• _TASK STATEMENT_:
Give every entry again, word for word and in full.

## Start LISTED RECORDS

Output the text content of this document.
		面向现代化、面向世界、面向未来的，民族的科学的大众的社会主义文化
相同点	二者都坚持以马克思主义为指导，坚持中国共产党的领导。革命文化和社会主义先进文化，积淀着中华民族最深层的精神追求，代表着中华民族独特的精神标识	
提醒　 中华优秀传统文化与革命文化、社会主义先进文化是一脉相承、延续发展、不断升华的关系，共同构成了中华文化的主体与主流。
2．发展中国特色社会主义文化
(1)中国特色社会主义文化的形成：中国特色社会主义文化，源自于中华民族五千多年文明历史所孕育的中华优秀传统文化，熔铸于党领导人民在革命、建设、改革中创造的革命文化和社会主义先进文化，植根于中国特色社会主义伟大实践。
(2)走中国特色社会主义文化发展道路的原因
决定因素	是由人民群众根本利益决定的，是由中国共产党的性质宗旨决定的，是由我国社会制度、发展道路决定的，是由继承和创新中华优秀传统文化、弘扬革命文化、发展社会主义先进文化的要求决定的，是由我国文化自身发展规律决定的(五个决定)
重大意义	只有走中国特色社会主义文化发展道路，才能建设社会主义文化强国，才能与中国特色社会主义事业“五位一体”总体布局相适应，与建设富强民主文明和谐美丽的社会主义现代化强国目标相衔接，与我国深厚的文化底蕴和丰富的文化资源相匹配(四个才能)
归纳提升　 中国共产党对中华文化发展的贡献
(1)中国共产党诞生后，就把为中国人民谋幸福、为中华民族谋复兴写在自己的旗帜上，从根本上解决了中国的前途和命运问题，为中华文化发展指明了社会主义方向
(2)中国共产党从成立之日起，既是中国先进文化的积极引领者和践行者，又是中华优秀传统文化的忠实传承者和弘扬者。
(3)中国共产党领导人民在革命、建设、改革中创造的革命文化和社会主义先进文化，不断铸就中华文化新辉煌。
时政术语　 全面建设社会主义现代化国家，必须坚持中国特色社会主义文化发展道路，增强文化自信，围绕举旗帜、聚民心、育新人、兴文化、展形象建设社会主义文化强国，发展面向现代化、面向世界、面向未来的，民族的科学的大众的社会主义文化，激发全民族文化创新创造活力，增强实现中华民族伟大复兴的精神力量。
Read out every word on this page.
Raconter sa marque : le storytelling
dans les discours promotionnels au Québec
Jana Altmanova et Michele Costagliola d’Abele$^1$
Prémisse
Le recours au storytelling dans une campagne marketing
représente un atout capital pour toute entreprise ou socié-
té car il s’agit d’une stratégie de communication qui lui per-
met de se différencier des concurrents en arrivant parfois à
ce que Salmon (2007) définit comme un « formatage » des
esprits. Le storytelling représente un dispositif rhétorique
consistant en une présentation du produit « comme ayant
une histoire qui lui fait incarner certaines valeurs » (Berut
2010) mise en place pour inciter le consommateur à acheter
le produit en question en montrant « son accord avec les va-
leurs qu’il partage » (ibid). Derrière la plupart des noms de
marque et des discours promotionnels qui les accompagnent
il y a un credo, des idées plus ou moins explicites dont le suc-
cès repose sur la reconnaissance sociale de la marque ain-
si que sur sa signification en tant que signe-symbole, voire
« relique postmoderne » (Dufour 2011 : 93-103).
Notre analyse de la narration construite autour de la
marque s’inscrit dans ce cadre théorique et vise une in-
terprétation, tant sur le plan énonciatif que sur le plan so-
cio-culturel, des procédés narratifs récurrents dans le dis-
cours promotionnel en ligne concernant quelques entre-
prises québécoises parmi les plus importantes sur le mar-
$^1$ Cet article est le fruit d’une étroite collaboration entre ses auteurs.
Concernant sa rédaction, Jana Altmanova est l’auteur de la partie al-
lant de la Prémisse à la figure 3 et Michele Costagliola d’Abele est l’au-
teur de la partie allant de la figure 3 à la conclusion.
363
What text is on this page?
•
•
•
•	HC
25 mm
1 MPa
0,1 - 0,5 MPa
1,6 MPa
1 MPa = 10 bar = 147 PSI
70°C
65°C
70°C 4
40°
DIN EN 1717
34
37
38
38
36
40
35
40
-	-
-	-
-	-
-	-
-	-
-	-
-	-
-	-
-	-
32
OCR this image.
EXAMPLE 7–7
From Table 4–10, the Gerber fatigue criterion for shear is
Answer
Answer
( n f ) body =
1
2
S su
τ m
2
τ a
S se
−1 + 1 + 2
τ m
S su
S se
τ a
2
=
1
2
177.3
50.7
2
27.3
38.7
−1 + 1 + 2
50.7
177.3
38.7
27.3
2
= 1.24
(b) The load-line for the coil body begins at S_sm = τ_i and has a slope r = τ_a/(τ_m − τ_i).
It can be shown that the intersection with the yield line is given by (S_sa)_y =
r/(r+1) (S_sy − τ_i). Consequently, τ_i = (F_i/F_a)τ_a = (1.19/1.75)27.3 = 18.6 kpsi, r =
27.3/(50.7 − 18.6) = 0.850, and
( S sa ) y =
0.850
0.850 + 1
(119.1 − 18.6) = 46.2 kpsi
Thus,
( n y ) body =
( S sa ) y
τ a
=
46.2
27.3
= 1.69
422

## End LISTED RECORDS

• _TASK RESULT_:
Output the text content of this document.
		面向现代化、面向世界、面向未来的，民族的科学的大众的社会主义文化
相同点	二者都坚持以马克思主义为指导，坚持中国共产党的领导。革命文化和社会主义先进文化，积淀着中华民族最深层的精神追求，代表着中华民族独特的精神标识	
提醒　 中华优秀传统文化与革命文化、社会主义先进文化是一脉相承、延续发展、不断升华的关系，共同构成了中华文化的主体与主流。
2．发展中国特色社会主义文化
(1)中国特色社会主义文化的形成：中国特色社会主义文化，源自于中华民族五千多年文明历史所孕育的中华优秀传统文化，熔铸于党领导人民在革命、建设、改革中创造的革命文化和社会主义先进文化，植根于中国特色社会主义伟大实践。
(2)走中国特色社会主义文化发展道路的原因
决定因素	是由人民群众根本利益决定的，是由中国共产党的性质宗旨决定的，是由我国社会制度、发展道路决定的，是由继承和创新中华优秀传统文化、弘扬革命文化、发展社会主义先进文化的要求决定的，是由我国文化自身发展规律决定的(五个决定)
重大意义	只有走中国特色社会主义文化发展道路，才能建设社会主义文化强国，才能与中国特色社会主义事业“五位一体”总体布局相适应，与建设富强民主文明和谐美丽的社会主义现代化强国目标相衔接，与我国深厚的文化底蕴和丰富的文化资源相匹配(四个才能)
归纳提升　 中国共产党对中华文化发展的贡献
(1)中国共产党诞生后，就把为中国人民谋幸福、为中华民族谋复兴写在自己的旗帜上，从根本上解决了中国的前途和命运问题，为中华文化发展指明了社会主义方向
(2)中国共产党从成立之日起，既是中国先进文化的积极引领者和践行者，又是中华优秀传统文化的忠实传承者和弘扬者。
(3)中国共产党领导人民在革命、建设、改革中创造的革命文化和社会主义先进文化，不断铸就中华文化新辉煌。
时政术语　 全面建设社会主义现代化国家，必须坚持中国特色社会主义文化发展道路，增强文化自信，围绕举旗帜、聚民心、育新人、兴文化、展形象建设社会主义文化强国，发展面向现代化、面向世界、面向未来的，民族的科学的大众的社会主义文化，激发全民族文化创新创造活力，增强实现中华民族伟大复兴的精神力量。
Read out every word on this page.
Raconter sa marque : le storytelling
dans les discours promotionnels au Québec
Jana Altmanova et Michele Costagliola d’Abele$^1$
Prémisse
Le recours au storytelling dans une campagne marketing
représente un atout capital pour toute entreprise ou socié-
té car il s’agit d’une stratégie de communication qui lui per-
met de se différencier des concurrents en arrivant parfois à
ce que Salmon (2007) définit comme un « formatage » des
esprits. Le storytelling représente un dispositif rhétorique
consistant en une présentation du produit « comme ayant
une histoire qui lui fait incarner certaines valeurs » (Berut
2010) mise en place pour inciter le consommateur à acheter
le produit en question en montrant « son accord avec les va-
leurs qu’il partage » (ibid). Derrière la plupart des noms de
marque et des discours promotionnels qui les accompagnent
il y a un credo, des idées plus ou moins explicites dont le suc-
cès repose sur la reconnaissance sociale de la marque ain-
si que sur sa signification en tant que signe-symbole, voire
« relique postmoderne » (Dufour 2011 : 93-103).
Notre analyse de la narration construite autour de la
marque s’inscrit dans ce cadre théorique et vise une in-
terprétation, tant sur le plan énonciatif que sur le plan so-
cio-culturel, des procédés narratifs récurrents dans le dis-
cours promotionnel en ligne concernant quelques entre-
prises québécoises parmi les plus importantes sur le mar-
$^1$ Cet article est le fruit d’une étroite collaboration entre ses auteurs.
Concernant sa rédaction, Jana Altmanova est l’auteur de la partie al-
lant de la Prémisse à la figure 3 et Michele Costagliola d’Abele est l’au-
teur de la partie allant de la figure 3 à la conclusion.
363
What text is on this page?
•
•
•
•	HC
25 mm
1 MPa
0,1 - 0,5 MPa
1,6 MPa
1 MPa = 10 bar = 147 PSI
70°C
65°C
70°C 4
40°
DIN EN 1717
34
37
38
38
36
40
35
40
-	-
-	-
-	-
-	-
-	-
-	-
-	-
-	-
-	-
32
OCR this image.
EXAMPLE 7–7
From Table 4–10, the Gerber fatigue criterion for shear is
Answer
Answer
( n f ) body =
1
2
S su
τ m
2
τ a
S se
−1 + 1 + 2
τ m
S su
S se
τ a
2
=
1
2
177.3
50.7
2
27.3
38.7
−1 + 1 + 2
50.7
177.3
38.7
27.3
2
= 1.24
(b) The load-line for the coil body begins at S_sm = τ_i and has a slope r = τ_a/(τ_m − τ_i).
It can be shown that the intersection with the yield line is given by (S_sa)_y =
r/(r+1) (S_sy − τ_i). Consequently, τ_i = (F_i/F_a)τ_a = (1.19/1.75)27.3 = 18.6 kpsi, r =
27.3/(50.7 − 18.6) = 0.850, and
( S sa ) y =
0.850
0.850 + 1
(119.1 − 18.6) = 46.2 kpsi
Thus,
( n y ) body =
( S sa ) y
τ a
=
46.2
27.3
= 1.69
422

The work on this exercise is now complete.